▶ TASK BRIEF: Extract each line of the records below that contains the string "contour", matching case exactly.

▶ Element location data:
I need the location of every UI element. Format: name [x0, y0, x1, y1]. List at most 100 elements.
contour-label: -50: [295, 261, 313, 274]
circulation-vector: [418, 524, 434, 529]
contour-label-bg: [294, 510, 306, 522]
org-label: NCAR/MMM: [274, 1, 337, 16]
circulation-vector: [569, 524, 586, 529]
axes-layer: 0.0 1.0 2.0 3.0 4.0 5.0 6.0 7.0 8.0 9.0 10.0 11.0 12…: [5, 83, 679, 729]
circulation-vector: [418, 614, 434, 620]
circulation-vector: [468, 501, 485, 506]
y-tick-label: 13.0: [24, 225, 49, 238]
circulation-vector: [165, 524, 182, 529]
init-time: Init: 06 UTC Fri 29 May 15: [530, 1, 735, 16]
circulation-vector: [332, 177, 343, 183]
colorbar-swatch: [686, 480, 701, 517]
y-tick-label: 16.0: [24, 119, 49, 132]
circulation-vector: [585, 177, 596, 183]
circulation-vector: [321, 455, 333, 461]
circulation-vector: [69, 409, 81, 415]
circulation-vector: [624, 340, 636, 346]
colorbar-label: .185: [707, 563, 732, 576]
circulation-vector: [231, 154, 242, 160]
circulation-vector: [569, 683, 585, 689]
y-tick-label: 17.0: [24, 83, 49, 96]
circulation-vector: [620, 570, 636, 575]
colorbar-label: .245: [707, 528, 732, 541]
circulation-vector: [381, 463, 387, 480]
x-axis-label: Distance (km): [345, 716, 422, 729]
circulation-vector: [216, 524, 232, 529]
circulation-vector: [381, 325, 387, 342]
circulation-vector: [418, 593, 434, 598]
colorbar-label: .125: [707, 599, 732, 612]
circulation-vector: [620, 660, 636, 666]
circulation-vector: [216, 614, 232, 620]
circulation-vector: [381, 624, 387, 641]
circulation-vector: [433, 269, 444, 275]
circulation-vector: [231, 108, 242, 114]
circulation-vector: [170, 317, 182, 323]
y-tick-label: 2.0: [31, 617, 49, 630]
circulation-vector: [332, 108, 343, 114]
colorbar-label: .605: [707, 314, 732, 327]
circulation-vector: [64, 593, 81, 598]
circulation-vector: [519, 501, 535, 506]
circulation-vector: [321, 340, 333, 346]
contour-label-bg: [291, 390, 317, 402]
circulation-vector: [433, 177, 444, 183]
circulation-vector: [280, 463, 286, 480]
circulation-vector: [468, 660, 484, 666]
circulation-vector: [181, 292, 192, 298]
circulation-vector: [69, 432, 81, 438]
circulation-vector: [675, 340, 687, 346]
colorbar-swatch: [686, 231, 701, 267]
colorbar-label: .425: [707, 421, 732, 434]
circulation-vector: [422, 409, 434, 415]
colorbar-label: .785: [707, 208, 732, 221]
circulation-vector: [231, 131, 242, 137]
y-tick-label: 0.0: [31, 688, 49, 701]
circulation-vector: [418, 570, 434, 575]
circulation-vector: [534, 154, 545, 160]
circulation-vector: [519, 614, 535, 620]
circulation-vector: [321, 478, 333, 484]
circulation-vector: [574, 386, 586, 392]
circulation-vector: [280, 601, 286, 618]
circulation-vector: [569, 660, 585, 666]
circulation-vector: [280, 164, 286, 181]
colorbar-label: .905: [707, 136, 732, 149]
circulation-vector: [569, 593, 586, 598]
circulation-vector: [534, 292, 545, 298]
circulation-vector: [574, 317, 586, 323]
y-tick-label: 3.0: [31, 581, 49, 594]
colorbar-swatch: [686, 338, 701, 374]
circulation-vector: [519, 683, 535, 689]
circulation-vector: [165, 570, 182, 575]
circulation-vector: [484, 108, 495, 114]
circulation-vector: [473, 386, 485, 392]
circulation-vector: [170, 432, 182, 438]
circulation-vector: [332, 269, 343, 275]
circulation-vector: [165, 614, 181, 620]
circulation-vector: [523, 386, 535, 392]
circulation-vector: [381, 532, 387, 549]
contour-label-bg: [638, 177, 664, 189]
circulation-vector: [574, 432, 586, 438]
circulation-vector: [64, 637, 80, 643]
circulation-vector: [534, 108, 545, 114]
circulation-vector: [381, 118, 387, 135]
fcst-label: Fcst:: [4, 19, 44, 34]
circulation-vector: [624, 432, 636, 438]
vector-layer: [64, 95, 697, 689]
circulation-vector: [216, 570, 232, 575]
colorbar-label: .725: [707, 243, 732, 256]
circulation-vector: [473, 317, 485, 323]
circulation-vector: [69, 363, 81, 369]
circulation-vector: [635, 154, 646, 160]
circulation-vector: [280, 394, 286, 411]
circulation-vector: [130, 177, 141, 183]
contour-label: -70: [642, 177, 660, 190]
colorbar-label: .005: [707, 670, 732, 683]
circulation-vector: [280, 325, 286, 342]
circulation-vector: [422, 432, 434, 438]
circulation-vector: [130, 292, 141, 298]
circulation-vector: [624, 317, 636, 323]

▶ EXERCISE OUTPUT:
contour-label: -50: [295, 261, 313, 274]
contour-label-bg: [294, 510, 306, 522]
contour-label-bg: [291, 390, 317, 402]
contour-label-bg: [638, 177, 664, 189]
contour-label: -70: [642, 177, 660, 190]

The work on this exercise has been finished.